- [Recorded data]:

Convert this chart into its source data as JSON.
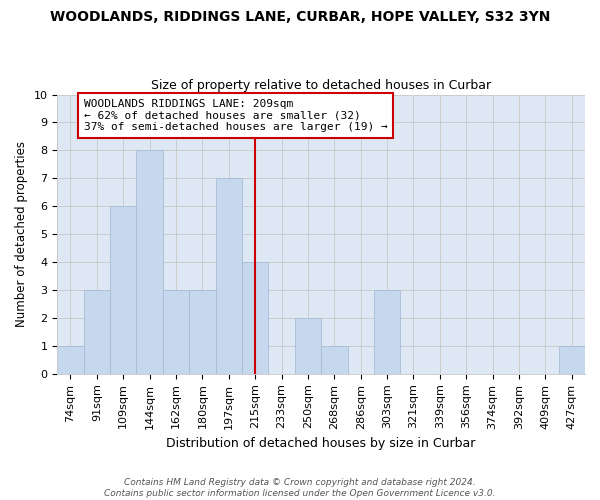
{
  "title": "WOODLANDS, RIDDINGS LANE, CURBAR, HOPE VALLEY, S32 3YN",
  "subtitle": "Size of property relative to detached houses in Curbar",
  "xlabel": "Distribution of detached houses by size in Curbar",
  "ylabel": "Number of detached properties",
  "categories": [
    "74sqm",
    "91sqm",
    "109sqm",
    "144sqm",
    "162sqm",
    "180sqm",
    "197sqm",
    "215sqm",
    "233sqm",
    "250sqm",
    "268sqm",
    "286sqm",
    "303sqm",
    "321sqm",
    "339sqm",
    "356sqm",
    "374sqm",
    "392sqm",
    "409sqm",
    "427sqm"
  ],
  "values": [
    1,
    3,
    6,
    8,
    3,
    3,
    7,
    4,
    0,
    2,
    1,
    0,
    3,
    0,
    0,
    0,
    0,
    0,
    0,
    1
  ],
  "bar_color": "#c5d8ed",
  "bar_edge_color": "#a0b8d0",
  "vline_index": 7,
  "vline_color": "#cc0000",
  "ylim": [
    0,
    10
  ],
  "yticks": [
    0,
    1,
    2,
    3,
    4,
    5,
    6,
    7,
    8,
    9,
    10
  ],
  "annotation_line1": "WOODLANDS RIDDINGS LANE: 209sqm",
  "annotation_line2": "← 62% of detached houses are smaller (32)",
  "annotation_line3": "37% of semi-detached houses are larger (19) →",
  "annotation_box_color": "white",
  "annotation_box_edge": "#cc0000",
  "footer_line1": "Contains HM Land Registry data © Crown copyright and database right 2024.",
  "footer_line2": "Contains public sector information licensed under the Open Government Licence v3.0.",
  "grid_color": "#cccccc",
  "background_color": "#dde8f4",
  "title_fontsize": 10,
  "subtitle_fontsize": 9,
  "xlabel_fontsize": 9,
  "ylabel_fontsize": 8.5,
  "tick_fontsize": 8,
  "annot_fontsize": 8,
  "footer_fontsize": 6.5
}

--

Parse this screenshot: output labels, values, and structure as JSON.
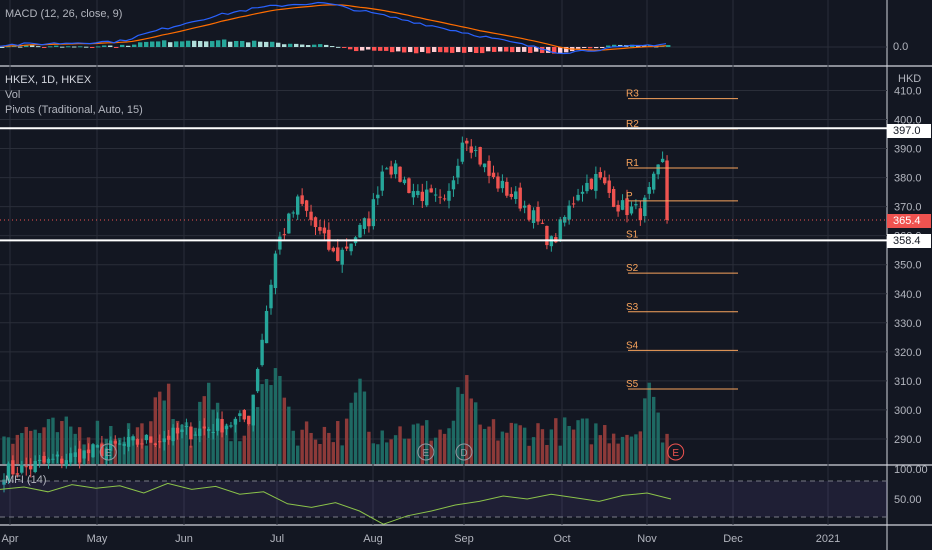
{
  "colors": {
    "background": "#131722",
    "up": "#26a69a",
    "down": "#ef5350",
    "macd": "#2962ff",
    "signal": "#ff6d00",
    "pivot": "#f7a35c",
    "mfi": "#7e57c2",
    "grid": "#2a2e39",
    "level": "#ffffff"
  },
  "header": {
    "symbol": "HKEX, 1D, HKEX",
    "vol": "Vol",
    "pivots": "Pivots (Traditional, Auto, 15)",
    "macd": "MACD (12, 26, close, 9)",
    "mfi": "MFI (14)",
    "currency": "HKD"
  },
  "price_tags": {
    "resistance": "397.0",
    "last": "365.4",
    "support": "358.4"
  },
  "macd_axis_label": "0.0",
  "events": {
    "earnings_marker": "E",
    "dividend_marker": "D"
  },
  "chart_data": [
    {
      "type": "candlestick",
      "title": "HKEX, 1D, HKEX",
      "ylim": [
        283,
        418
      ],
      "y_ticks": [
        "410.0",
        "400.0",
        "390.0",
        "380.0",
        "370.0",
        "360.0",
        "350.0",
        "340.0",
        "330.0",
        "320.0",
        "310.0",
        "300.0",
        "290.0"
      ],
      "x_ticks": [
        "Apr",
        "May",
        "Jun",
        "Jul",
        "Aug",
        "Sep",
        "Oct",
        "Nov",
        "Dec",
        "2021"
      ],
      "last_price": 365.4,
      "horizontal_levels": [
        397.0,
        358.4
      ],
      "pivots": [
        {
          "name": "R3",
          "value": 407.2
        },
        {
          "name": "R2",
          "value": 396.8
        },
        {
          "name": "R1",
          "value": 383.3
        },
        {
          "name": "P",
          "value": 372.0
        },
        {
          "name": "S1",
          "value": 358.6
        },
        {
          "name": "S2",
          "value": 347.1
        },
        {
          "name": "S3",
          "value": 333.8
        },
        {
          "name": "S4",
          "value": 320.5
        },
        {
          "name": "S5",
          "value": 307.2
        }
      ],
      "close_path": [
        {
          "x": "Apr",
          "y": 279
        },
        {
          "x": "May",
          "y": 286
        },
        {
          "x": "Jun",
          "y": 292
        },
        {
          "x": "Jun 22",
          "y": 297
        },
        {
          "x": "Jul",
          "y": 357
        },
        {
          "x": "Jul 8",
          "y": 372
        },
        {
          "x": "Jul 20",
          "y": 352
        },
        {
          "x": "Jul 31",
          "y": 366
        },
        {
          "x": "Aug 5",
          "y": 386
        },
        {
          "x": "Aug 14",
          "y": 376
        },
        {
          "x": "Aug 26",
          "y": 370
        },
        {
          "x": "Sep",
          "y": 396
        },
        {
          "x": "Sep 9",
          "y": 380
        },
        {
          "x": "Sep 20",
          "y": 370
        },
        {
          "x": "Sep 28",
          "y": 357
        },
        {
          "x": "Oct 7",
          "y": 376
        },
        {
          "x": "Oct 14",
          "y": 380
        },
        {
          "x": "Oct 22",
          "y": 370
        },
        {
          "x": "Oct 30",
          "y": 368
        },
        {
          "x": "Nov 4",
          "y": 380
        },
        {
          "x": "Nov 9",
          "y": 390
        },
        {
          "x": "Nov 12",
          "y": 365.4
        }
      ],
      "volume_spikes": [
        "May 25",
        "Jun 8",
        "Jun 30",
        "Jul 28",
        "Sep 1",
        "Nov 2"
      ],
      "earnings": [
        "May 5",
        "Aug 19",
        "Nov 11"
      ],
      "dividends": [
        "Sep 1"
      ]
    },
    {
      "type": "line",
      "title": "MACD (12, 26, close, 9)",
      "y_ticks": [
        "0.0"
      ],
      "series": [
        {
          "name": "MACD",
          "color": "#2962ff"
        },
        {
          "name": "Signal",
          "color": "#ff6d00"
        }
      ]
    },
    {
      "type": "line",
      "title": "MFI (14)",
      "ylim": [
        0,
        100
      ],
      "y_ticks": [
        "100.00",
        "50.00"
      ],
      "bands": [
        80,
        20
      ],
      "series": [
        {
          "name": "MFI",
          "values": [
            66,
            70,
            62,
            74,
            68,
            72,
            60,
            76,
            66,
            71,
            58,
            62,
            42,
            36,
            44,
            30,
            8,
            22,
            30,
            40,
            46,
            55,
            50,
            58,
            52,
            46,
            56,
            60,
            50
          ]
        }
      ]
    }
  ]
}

- [Work to be completed]:
Which lines in the records above contain the string "values"? Copy each one.

- [Response below]:
  "values": [
Parse this screenshot: output labels, values, and structure as JSON.
          "values": [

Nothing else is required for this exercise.